• _Task instructions_
Copy every line from the records below that holds the word "JSON".

— BEGIN Dataset entries —

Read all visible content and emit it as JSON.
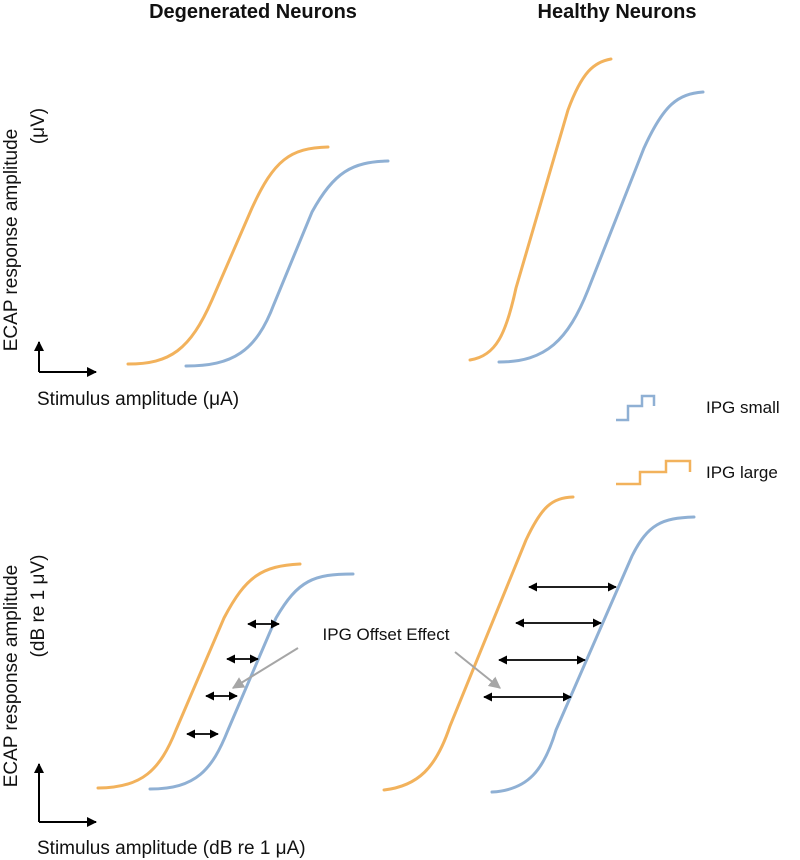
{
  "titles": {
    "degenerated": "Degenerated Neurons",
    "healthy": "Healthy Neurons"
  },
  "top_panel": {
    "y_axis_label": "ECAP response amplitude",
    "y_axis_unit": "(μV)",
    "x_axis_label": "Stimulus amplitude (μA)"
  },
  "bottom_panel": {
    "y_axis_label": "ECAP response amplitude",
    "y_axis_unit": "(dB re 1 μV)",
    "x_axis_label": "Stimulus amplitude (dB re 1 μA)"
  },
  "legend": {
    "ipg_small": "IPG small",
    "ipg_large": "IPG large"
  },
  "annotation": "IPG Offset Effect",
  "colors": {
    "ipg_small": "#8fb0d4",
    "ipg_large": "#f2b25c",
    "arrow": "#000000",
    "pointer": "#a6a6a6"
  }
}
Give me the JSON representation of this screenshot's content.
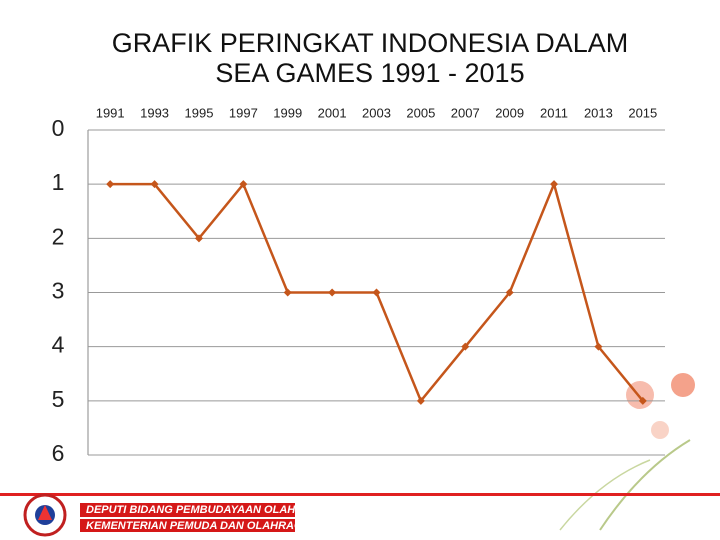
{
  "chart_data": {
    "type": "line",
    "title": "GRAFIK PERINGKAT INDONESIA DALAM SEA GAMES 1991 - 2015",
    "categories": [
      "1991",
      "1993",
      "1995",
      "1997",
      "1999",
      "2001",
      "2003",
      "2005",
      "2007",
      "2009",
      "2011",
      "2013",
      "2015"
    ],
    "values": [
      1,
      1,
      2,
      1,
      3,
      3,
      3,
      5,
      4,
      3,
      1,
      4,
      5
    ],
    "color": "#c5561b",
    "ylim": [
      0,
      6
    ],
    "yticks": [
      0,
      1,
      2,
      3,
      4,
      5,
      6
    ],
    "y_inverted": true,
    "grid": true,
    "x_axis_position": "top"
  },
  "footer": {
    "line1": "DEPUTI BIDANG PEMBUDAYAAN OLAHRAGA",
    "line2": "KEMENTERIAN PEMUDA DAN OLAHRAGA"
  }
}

— END Dataset entries —

• _Full solution_
Read all visible content and emit it as JSON.
Give me the JSON representation of this screenshot's content.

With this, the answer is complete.